:: Written instruction ::
Write out every line below that includes the word "Example".
Task material start
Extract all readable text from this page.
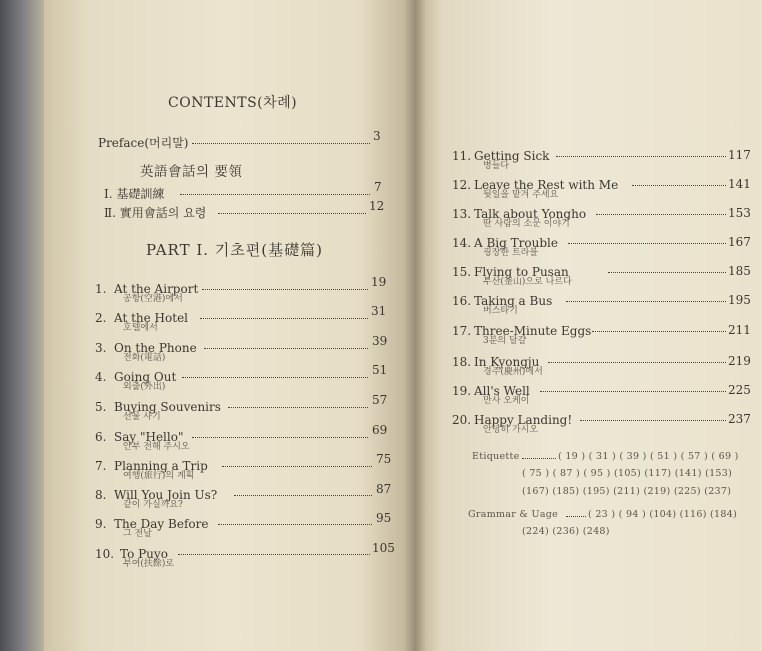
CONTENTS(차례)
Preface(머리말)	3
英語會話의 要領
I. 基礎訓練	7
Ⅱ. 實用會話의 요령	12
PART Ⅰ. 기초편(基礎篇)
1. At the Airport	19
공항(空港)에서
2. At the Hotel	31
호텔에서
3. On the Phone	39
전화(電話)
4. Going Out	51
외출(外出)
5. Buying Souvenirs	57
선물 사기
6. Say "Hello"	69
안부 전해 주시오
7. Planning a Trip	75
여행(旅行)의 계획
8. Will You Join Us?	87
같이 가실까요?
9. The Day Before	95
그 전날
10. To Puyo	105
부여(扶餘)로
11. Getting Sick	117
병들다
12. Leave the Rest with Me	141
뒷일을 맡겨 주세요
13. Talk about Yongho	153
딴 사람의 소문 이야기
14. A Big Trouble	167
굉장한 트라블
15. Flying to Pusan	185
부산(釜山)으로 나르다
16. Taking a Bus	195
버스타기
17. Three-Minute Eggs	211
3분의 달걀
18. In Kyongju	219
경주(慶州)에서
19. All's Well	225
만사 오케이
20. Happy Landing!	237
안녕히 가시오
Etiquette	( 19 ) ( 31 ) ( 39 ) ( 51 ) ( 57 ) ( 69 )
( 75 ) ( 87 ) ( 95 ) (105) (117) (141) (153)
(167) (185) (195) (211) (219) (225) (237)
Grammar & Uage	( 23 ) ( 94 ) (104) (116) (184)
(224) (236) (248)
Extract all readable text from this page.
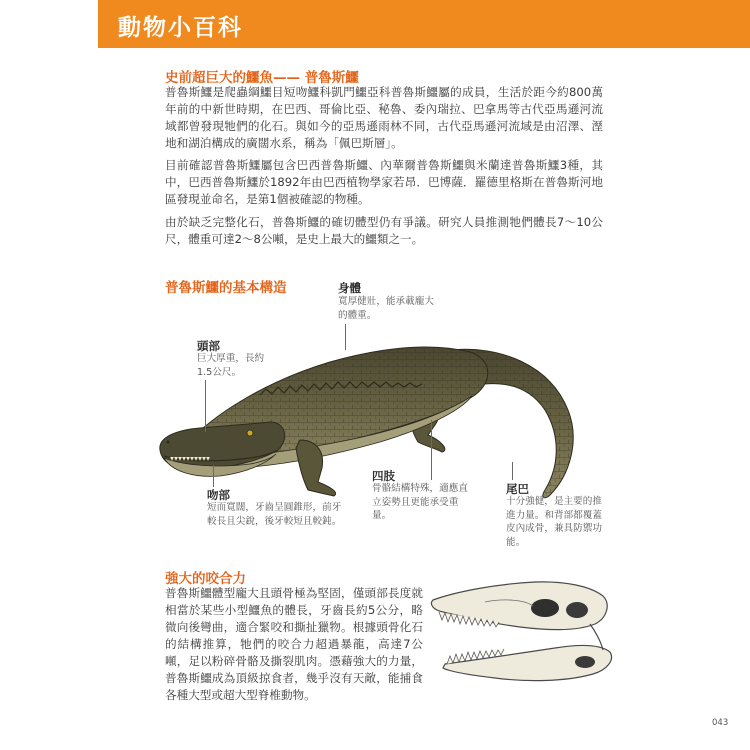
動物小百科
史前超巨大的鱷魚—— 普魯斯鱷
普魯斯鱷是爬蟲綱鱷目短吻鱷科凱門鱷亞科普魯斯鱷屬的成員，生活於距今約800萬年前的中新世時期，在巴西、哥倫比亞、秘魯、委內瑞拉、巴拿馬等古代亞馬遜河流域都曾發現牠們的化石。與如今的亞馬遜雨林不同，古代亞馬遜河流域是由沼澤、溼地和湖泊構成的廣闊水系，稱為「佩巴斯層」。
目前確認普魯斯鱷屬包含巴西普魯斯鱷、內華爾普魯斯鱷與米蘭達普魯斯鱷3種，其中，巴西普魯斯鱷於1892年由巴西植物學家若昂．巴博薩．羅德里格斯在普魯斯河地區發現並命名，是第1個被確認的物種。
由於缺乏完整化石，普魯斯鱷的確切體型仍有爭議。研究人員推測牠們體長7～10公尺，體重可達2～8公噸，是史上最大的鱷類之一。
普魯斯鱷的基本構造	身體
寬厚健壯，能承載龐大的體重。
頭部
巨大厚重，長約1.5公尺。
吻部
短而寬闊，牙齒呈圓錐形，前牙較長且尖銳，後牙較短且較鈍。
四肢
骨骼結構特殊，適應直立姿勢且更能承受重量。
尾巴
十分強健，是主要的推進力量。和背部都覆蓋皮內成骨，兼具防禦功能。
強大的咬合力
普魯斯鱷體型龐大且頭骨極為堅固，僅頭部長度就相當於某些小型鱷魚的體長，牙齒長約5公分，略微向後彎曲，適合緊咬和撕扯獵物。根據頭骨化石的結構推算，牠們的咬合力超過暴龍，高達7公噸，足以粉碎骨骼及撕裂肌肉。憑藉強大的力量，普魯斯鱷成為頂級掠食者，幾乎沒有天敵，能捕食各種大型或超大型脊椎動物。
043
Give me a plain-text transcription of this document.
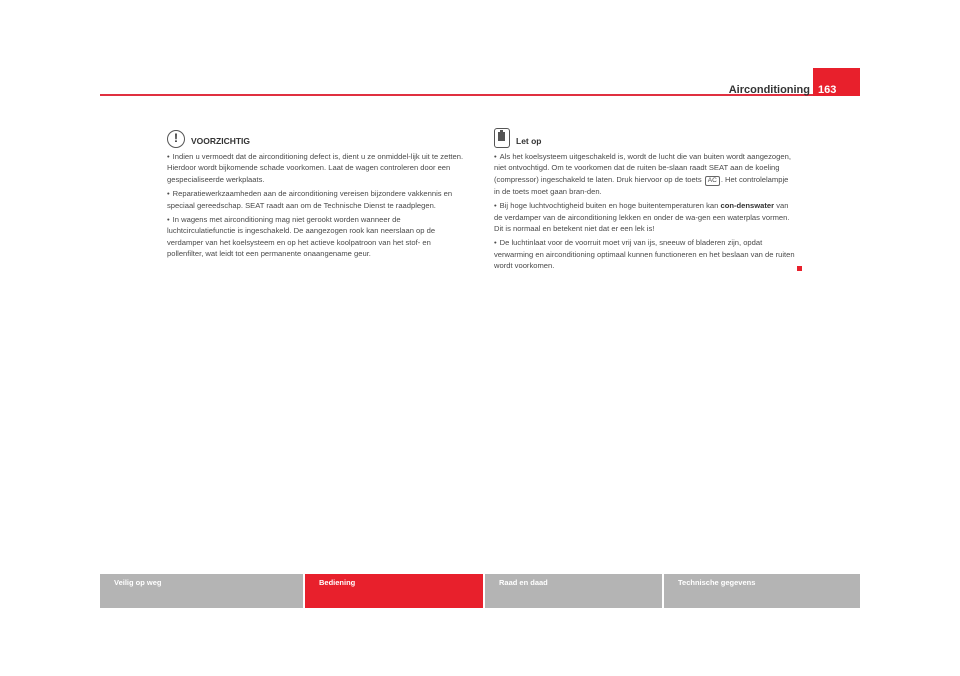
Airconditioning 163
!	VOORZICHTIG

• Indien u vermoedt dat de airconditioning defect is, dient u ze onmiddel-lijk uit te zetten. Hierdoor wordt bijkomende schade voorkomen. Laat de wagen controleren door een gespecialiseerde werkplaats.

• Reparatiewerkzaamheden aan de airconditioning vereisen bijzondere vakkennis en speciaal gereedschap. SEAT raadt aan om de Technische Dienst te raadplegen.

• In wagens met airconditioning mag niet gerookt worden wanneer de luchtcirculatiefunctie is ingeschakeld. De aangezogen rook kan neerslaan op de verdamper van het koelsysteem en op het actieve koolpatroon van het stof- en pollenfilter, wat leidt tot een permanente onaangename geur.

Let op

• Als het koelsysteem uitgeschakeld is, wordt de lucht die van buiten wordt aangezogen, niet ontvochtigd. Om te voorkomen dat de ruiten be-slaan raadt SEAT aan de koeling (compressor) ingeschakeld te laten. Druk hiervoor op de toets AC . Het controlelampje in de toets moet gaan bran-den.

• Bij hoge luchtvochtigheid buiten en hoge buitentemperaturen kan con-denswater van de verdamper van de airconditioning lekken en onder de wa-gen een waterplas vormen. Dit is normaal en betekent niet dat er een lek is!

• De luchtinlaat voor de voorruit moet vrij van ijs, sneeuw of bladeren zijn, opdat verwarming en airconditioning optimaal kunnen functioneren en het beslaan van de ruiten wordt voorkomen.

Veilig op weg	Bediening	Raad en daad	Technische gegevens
Task material end
Task material start
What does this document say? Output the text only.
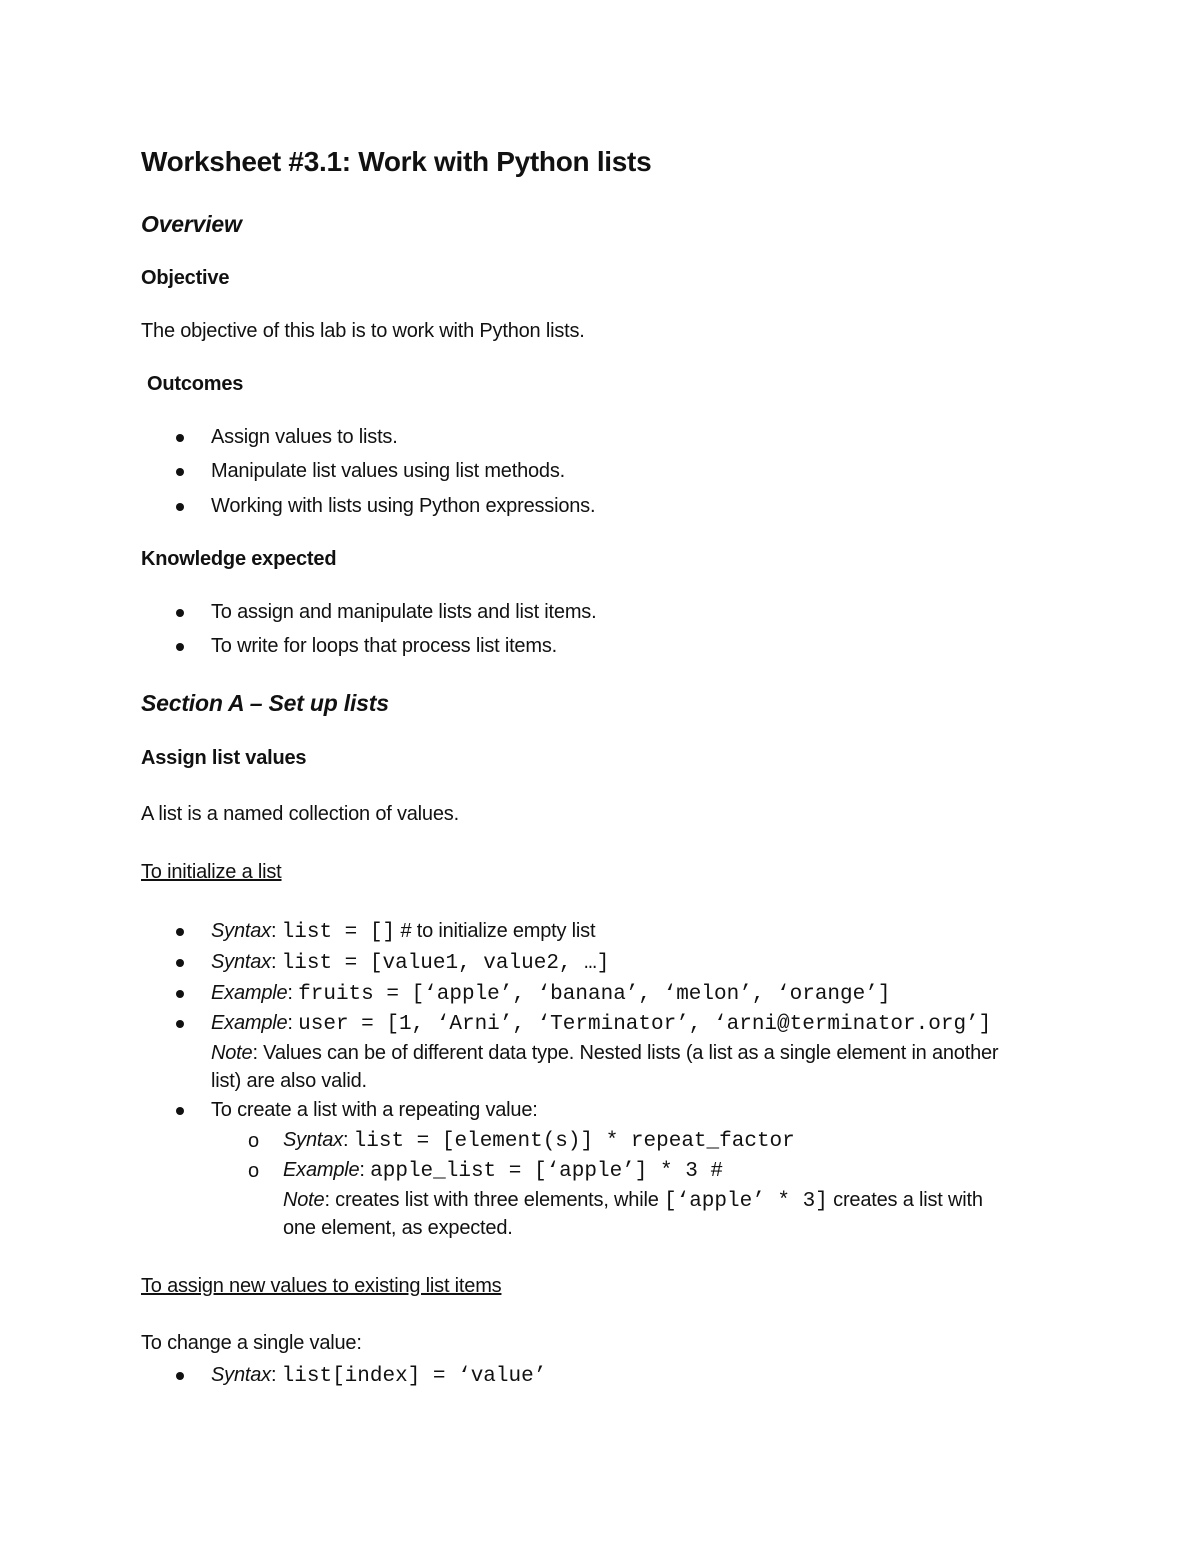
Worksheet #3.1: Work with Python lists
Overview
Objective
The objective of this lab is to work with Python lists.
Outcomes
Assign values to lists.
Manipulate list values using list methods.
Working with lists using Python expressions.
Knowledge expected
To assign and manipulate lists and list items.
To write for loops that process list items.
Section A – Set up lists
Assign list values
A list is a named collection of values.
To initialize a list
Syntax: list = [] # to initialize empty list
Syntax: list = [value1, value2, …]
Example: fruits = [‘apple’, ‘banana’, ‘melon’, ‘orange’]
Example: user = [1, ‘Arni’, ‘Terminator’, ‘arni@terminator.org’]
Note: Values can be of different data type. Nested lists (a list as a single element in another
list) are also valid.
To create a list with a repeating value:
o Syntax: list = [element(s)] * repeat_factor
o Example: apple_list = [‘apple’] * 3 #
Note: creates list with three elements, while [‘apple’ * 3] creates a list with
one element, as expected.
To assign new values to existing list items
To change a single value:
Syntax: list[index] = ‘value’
Task material end
:: Answer ::
Example: fruits = [‘apple’, ‘banana’, ‘melon’, ‘orange’]
Example: user = [1, ‘Arni’, ‘Terminator’, ‘arni@terminator.org’]
o Example: apple_list = [‘apple’] * 3 #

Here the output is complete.